Dataset items:
[Begin]
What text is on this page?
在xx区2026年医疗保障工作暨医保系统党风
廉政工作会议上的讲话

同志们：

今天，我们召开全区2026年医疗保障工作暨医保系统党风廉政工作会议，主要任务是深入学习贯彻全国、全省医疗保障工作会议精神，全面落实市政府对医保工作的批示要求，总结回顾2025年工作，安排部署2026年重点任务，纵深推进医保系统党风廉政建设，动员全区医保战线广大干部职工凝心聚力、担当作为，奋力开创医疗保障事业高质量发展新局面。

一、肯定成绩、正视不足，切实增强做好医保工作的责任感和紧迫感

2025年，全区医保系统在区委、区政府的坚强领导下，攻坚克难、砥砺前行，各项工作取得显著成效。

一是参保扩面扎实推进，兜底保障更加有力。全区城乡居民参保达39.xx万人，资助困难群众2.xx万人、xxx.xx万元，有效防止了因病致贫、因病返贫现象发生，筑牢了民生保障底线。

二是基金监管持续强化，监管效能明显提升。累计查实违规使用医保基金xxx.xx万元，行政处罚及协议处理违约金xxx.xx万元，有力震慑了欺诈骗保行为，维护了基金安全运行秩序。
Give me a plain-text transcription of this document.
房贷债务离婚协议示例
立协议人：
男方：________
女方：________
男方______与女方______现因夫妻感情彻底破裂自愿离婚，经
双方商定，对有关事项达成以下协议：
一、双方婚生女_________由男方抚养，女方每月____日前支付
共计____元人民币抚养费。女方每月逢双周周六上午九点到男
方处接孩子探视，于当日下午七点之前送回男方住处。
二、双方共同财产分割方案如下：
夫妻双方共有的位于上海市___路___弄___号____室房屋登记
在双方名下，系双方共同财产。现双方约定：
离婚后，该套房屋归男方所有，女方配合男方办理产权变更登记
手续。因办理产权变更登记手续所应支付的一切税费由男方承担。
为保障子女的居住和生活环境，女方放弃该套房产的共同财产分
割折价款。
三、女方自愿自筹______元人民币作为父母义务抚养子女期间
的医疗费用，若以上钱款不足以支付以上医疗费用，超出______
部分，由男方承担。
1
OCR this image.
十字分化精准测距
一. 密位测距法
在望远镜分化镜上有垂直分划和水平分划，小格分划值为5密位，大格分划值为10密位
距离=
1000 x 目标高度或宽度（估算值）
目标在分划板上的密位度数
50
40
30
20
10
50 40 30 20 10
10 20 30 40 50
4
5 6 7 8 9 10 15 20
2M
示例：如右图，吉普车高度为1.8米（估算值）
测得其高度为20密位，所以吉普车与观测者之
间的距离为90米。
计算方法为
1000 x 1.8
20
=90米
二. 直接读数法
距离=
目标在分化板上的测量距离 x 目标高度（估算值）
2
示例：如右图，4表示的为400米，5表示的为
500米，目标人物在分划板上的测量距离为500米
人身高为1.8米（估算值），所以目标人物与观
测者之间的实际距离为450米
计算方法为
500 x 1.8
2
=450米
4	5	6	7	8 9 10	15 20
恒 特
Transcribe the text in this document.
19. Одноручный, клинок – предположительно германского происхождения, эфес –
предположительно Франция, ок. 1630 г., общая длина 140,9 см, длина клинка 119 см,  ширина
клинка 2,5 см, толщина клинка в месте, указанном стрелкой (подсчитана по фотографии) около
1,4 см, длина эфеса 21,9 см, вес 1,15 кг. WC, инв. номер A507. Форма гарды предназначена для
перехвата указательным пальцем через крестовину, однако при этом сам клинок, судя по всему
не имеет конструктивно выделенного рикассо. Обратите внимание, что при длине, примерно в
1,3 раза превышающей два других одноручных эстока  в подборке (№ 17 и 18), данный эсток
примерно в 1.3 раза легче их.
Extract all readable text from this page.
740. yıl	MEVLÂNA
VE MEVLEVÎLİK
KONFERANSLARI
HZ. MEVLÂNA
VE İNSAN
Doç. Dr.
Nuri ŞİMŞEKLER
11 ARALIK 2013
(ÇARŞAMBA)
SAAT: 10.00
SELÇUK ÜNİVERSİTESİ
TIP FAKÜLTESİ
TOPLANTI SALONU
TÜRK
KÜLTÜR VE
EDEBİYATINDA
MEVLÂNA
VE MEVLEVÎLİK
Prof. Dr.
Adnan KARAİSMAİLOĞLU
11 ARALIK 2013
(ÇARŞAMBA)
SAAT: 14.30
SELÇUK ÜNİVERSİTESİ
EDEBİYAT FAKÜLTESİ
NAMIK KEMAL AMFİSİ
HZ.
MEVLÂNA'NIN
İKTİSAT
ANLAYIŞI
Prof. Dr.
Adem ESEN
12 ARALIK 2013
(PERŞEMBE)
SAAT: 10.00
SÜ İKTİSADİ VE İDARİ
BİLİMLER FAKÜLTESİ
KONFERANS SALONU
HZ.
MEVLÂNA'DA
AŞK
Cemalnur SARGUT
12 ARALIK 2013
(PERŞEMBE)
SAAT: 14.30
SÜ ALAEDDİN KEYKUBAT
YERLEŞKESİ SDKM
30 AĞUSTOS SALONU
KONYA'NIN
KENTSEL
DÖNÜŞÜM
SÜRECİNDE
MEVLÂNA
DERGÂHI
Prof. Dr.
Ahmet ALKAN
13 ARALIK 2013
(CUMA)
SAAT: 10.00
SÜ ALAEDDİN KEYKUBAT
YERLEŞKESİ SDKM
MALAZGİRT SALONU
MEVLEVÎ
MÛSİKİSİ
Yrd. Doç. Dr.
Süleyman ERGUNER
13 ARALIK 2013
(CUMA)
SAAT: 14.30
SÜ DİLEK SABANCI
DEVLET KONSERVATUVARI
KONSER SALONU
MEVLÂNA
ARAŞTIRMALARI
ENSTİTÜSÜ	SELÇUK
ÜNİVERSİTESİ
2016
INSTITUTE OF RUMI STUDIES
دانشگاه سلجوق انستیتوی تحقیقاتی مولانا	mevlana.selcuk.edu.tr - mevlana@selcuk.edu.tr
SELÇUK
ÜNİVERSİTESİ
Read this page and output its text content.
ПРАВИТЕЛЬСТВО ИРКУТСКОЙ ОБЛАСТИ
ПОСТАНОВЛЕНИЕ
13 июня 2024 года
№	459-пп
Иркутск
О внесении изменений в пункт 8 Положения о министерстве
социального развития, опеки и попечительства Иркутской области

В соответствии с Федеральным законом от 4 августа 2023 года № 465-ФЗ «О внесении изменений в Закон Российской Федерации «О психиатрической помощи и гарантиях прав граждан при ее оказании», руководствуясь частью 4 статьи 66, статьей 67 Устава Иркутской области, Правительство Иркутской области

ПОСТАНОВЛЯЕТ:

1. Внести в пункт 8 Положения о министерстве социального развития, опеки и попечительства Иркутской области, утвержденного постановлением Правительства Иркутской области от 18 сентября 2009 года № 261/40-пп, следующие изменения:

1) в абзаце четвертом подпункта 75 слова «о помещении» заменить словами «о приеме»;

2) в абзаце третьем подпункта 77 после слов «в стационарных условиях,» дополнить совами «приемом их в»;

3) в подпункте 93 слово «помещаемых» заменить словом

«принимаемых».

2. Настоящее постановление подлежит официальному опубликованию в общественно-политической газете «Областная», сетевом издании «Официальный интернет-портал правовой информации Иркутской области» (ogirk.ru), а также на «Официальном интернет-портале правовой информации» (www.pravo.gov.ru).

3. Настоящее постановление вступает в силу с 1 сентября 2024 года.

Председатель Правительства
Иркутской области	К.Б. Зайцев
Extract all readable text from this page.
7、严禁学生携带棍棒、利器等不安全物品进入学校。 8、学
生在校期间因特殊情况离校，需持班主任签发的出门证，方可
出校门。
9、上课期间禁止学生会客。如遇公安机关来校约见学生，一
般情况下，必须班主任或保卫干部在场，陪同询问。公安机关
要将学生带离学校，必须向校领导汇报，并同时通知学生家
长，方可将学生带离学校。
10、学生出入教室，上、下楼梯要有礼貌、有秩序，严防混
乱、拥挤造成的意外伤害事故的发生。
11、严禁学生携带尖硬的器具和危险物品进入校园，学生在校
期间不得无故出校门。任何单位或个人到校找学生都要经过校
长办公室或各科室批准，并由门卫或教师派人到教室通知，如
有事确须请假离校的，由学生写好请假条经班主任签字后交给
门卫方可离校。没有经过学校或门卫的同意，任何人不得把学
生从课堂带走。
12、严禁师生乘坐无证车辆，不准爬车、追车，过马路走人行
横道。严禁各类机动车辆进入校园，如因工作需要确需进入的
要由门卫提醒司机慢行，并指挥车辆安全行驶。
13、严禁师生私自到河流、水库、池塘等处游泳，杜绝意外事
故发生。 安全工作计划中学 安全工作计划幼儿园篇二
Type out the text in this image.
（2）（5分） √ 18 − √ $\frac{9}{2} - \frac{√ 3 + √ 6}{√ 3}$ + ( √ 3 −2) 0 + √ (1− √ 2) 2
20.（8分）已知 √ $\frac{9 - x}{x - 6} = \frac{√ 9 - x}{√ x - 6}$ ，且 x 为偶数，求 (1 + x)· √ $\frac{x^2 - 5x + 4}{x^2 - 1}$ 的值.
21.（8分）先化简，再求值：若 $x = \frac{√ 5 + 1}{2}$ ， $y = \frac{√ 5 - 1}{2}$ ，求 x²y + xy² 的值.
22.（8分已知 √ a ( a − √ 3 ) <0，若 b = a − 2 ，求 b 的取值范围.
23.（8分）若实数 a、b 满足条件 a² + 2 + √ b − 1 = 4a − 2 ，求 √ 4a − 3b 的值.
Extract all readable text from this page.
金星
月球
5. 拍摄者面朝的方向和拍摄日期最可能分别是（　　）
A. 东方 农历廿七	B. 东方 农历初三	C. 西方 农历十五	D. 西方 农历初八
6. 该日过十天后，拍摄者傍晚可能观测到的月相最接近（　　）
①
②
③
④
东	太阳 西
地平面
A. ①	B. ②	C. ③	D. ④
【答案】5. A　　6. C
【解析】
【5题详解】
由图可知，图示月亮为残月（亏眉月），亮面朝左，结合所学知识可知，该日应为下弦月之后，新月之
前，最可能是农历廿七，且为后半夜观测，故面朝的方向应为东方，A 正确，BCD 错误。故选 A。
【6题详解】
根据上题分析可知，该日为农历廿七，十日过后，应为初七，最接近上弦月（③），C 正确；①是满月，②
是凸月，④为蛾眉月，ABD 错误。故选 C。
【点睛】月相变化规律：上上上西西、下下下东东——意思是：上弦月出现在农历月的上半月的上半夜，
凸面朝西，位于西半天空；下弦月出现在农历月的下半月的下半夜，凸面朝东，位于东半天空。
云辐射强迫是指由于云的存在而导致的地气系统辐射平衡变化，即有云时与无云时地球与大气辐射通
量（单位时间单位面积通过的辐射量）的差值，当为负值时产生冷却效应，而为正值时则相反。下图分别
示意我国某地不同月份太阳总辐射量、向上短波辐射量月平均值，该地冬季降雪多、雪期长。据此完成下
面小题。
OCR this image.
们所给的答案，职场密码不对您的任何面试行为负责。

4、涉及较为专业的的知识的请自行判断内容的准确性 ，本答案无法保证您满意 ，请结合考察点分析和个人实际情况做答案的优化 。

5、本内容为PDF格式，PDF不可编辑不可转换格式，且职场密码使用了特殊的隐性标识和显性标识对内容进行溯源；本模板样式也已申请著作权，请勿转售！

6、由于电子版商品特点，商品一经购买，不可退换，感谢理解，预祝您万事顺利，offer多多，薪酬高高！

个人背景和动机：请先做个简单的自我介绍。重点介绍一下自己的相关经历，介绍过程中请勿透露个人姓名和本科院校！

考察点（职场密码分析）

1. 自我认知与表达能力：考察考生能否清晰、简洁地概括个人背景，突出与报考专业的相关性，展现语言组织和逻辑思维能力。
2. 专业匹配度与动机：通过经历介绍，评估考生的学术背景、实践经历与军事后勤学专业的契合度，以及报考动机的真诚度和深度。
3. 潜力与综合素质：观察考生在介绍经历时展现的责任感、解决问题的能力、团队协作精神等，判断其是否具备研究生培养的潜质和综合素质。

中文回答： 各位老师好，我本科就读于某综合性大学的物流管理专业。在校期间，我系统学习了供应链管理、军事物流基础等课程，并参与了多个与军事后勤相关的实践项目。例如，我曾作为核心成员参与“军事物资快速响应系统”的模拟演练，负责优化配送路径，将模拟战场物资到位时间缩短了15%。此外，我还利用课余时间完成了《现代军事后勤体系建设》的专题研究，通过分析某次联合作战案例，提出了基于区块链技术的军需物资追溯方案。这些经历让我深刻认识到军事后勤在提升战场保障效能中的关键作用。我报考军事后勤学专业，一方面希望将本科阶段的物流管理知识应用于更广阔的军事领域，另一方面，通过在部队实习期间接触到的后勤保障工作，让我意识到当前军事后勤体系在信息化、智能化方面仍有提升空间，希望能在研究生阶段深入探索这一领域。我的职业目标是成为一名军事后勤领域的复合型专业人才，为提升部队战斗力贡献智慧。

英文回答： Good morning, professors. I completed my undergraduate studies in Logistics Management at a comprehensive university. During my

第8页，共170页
[End]
Whenever "MEVLÂNA" turns up in a line, pick that line out.

740. yıl	MEVLÂNA
HZ. MEVLÂNA
MEVLÂNA
MEVLÂNA'NIN
MEVLÂNA'DA
MEVLÂNA
MEVLÂNA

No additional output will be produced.